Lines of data
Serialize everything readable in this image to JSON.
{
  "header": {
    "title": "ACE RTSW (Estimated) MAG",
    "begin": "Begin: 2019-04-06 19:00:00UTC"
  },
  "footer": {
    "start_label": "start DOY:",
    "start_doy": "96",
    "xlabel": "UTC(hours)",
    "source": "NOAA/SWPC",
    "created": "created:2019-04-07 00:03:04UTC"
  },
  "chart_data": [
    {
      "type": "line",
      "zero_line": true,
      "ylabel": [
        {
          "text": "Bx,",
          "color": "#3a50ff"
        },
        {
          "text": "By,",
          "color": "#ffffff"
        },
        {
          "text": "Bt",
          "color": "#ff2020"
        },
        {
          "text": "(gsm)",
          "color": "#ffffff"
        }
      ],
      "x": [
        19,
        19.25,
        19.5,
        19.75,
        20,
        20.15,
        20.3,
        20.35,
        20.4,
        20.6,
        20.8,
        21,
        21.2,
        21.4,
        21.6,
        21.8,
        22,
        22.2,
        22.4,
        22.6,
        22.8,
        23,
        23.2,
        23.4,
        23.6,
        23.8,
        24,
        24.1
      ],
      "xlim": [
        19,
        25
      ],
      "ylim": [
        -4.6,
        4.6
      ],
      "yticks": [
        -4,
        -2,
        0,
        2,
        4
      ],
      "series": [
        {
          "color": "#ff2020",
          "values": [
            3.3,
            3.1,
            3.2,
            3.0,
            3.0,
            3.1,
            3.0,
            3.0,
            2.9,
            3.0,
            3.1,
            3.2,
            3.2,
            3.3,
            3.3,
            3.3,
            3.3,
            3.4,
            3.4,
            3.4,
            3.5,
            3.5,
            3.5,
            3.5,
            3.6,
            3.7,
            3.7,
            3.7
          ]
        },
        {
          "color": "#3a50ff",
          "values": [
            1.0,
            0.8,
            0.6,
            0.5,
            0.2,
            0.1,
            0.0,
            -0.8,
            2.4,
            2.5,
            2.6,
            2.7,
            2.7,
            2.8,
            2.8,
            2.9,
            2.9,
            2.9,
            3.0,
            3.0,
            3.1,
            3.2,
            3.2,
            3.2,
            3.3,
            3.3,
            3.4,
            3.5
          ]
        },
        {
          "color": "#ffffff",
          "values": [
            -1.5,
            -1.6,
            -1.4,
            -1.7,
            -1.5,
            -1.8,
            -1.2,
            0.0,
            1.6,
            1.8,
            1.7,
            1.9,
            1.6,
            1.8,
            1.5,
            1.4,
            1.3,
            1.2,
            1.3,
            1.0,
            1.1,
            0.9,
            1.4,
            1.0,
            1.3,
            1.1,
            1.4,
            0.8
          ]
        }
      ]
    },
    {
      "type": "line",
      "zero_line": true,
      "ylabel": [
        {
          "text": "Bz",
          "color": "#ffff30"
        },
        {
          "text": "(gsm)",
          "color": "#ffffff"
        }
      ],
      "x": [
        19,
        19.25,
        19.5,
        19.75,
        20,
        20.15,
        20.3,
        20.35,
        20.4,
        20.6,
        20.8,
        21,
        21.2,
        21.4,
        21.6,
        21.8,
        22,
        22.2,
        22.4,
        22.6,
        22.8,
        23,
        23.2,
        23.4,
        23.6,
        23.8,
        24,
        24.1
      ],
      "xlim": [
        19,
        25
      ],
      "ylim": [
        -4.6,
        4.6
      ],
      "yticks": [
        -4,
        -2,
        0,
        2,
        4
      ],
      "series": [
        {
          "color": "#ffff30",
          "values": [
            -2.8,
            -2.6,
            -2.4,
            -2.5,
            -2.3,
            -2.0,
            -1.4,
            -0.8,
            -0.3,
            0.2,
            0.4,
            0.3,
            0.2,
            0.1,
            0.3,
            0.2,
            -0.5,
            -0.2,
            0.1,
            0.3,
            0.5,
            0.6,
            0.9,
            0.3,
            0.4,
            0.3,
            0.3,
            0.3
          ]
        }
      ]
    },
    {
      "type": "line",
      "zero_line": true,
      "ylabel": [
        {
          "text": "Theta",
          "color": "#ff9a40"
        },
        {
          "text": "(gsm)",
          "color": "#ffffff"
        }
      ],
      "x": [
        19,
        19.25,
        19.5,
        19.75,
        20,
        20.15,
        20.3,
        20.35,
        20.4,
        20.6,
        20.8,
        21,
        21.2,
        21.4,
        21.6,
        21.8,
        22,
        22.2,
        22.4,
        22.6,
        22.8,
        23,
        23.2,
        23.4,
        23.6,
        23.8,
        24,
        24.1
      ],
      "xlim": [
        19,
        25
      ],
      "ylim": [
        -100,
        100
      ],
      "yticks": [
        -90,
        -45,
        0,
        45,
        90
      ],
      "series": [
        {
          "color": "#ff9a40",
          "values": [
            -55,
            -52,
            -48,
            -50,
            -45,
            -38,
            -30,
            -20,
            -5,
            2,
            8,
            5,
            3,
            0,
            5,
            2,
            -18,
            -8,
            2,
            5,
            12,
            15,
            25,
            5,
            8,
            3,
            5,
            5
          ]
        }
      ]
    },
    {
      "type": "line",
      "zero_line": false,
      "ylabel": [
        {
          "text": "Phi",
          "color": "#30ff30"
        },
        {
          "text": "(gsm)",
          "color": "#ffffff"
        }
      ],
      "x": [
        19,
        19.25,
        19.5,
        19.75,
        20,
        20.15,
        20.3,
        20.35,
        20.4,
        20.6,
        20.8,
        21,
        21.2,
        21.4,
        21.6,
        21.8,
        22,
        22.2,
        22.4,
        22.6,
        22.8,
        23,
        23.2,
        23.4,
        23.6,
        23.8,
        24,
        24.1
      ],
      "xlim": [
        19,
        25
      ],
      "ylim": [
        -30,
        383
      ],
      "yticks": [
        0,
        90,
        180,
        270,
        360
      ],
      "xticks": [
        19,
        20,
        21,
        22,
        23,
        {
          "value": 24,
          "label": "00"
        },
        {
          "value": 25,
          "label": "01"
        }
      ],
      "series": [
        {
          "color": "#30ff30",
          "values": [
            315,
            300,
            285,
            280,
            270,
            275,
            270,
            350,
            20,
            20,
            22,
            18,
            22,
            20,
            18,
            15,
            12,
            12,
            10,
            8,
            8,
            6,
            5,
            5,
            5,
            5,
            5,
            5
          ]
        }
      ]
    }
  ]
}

- Work to complete -
How many lines in these records hold the string "text"? Reply with the number alone.

- Written solution -
10